§ EXERCISE REQUIREMENTS
Find and return each line containing "style".

§ DATA SHOWN
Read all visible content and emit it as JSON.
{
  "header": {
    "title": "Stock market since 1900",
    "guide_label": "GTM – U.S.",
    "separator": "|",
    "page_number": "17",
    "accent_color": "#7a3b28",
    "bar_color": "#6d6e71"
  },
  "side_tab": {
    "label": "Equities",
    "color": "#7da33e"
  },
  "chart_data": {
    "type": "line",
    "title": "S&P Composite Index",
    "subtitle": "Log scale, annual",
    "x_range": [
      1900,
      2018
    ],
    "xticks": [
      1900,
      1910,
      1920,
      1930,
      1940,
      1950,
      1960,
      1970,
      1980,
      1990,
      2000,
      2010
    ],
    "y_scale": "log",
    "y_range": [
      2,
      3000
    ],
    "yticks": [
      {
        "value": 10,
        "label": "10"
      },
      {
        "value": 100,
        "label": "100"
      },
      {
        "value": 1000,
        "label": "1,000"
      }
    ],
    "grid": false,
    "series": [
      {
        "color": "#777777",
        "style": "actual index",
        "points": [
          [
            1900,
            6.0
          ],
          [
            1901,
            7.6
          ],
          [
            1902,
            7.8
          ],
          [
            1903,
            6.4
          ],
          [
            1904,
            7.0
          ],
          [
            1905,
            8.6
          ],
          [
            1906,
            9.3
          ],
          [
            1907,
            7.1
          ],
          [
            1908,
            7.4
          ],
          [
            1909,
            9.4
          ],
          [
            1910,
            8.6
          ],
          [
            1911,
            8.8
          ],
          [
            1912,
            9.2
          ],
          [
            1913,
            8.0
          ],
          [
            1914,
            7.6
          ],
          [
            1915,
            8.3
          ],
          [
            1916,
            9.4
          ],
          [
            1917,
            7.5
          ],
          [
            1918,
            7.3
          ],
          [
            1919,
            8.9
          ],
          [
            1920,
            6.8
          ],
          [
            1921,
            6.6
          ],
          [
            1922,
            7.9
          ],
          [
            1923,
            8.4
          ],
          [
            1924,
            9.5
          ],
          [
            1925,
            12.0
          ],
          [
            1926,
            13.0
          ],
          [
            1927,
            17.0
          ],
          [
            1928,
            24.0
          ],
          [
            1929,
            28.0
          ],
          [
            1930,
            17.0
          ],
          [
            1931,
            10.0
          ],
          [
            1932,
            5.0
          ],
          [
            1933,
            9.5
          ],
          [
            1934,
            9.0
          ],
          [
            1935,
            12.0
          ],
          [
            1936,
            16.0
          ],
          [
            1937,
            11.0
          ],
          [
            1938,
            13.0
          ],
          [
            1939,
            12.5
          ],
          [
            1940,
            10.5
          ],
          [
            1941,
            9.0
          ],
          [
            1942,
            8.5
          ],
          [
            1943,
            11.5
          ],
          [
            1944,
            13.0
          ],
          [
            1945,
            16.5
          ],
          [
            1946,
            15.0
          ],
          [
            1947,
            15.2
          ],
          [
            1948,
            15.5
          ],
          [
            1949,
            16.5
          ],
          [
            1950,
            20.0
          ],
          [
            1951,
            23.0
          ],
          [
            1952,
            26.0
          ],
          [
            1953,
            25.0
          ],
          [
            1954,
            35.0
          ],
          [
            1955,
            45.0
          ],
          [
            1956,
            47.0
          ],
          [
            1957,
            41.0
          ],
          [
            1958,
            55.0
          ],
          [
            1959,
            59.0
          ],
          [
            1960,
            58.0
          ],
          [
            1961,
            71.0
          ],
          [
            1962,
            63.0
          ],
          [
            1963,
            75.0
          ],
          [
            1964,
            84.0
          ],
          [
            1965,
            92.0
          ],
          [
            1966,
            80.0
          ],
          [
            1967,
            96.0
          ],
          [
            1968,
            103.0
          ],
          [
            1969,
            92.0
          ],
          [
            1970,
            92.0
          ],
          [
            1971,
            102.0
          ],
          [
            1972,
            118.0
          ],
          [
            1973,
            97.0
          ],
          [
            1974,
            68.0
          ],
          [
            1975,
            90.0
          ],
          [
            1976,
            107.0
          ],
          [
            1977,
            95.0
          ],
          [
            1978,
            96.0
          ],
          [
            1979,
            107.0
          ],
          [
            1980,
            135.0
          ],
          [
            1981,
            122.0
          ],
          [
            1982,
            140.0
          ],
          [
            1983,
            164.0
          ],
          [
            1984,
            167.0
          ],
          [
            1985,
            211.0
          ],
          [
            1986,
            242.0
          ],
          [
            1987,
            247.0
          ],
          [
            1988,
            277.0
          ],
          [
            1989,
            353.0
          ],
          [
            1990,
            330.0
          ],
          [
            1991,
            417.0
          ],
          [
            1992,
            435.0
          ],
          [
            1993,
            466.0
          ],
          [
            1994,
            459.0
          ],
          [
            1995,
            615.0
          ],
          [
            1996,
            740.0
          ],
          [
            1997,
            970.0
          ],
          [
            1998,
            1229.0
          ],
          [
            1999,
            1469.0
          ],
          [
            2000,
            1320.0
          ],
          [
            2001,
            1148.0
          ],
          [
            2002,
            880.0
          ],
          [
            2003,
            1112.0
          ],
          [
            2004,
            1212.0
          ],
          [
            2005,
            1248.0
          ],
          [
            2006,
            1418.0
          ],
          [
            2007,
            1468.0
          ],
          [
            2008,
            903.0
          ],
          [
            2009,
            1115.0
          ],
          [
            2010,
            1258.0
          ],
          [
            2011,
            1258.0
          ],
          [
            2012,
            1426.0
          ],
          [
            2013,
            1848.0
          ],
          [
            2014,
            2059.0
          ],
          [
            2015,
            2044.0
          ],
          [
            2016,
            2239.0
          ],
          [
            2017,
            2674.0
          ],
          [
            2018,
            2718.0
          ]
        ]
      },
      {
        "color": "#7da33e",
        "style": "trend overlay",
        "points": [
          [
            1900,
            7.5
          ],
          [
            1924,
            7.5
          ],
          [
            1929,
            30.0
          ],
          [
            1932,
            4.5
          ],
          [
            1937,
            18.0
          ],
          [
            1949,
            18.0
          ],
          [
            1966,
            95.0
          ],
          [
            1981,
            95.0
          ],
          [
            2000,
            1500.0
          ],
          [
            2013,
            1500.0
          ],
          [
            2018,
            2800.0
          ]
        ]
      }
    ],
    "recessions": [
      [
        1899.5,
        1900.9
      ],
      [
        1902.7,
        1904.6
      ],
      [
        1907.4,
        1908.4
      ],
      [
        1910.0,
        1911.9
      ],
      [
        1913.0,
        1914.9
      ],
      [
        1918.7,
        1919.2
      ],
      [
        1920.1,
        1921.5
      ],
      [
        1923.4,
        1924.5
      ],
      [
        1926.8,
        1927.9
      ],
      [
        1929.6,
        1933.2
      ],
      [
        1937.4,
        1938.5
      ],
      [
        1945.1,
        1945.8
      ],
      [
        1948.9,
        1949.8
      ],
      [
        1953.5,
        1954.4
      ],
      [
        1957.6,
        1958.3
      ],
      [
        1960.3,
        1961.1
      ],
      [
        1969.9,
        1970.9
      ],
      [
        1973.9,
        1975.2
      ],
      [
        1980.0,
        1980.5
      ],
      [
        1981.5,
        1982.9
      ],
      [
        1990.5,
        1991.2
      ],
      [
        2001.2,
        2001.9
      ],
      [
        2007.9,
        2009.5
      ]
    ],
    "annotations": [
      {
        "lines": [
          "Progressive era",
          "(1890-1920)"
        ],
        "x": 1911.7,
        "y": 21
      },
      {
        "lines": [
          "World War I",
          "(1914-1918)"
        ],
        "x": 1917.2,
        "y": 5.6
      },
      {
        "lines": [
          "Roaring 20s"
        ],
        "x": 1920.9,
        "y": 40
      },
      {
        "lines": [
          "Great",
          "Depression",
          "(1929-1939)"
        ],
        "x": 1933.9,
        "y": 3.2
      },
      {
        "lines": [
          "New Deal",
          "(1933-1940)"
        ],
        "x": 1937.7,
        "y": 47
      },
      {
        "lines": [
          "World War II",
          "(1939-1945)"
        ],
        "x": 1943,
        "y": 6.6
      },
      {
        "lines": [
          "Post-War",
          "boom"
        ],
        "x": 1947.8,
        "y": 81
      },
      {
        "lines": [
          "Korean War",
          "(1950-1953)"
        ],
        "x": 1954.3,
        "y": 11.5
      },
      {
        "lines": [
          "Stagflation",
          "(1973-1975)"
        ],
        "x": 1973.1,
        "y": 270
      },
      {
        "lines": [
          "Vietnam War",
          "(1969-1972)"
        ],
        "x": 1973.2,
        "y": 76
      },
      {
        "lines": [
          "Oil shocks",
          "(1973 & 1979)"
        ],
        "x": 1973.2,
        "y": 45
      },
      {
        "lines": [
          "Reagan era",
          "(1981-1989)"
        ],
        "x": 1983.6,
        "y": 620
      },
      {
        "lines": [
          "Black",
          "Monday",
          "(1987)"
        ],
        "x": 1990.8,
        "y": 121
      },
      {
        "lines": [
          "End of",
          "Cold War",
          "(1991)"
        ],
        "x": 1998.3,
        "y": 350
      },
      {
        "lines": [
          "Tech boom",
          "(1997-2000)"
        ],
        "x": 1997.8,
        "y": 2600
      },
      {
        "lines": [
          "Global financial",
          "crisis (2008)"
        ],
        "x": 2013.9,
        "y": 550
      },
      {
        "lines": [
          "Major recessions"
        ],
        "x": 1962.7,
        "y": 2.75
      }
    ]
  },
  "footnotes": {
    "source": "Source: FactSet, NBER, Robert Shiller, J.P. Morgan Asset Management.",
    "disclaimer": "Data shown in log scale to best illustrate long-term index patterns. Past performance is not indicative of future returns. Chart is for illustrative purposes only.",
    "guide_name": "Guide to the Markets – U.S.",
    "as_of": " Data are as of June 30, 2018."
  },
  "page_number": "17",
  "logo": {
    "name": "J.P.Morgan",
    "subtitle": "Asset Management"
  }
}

§ THE REPLY
        "style": "actual index",
        "style": "trend overlay",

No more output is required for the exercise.